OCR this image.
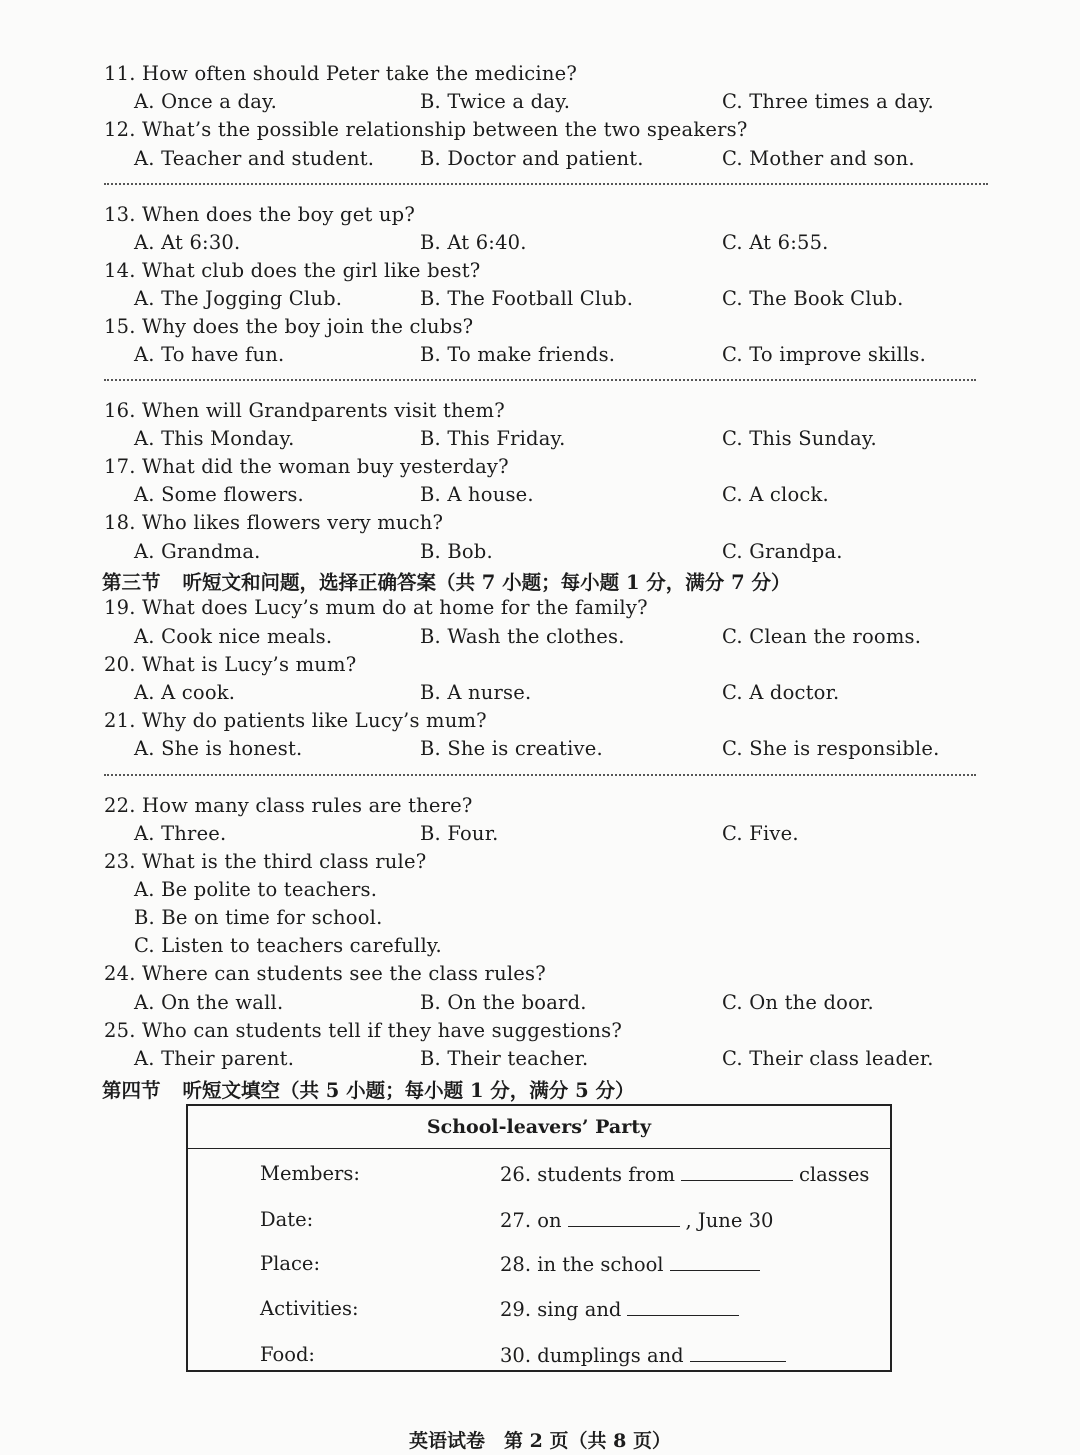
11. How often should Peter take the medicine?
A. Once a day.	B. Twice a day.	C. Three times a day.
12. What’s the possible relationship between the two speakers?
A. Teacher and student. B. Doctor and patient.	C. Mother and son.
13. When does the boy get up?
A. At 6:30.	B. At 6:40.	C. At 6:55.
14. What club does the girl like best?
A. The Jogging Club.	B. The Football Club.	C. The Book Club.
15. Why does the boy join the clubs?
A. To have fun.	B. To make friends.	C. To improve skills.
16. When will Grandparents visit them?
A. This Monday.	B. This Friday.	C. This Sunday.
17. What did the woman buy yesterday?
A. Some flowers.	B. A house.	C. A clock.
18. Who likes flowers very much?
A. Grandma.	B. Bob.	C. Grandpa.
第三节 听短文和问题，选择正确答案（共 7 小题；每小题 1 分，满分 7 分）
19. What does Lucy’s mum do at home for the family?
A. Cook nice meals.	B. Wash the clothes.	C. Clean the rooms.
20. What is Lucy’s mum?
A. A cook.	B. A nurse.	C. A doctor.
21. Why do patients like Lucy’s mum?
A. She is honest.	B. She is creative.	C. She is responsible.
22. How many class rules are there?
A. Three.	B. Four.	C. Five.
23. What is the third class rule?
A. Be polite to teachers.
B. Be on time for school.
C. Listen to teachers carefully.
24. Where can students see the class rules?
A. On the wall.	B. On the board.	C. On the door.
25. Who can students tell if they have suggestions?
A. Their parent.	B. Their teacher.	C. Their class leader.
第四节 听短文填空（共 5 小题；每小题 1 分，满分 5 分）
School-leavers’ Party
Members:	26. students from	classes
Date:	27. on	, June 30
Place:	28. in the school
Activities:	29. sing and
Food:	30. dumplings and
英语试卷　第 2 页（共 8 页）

--

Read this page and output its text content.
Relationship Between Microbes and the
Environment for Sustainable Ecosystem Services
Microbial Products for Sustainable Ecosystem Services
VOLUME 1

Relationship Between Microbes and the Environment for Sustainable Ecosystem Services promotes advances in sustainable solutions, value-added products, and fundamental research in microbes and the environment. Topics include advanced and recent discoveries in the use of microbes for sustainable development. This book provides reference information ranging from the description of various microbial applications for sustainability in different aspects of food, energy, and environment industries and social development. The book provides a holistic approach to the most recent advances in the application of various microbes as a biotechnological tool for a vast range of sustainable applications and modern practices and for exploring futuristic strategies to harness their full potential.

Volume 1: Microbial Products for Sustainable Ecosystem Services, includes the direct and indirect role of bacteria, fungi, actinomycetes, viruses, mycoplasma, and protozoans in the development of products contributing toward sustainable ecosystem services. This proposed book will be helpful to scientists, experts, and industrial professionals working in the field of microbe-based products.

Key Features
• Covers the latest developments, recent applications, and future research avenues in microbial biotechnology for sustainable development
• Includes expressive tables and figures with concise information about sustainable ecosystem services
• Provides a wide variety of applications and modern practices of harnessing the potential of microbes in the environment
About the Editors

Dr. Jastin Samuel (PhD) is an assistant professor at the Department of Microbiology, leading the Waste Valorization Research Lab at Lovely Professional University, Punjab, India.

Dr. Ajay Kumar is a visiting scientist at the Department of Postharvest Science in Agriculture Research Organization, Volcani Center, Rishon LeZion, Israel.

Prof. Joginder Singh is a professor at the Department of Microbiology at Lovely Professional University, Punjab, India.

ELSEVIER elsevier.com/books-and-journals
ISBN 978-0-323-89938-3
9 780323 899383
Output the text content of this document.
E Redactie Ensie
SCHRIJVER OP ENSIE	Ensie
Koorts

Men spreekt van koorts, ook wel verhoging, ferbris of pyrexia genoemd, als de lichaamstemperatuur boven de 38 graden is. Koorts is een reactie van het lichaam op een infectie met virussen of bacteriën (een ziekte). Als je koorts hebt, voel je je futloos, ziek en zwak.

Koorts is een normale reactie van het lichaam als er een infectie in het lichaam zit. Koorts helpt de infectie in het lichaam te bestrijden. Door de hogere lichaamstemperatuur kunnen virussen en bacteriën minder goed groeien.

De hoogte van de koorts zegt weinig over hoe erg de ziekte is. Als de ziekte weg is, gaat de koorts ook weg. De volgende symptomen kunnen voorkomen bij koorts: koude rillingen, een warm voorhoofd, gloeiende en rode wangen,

**EXERCISE DIRECTIONS:**
Throughout the material above, count each line holding "Punjab" and answer with the total alone.

**ANSWER AREA:**
2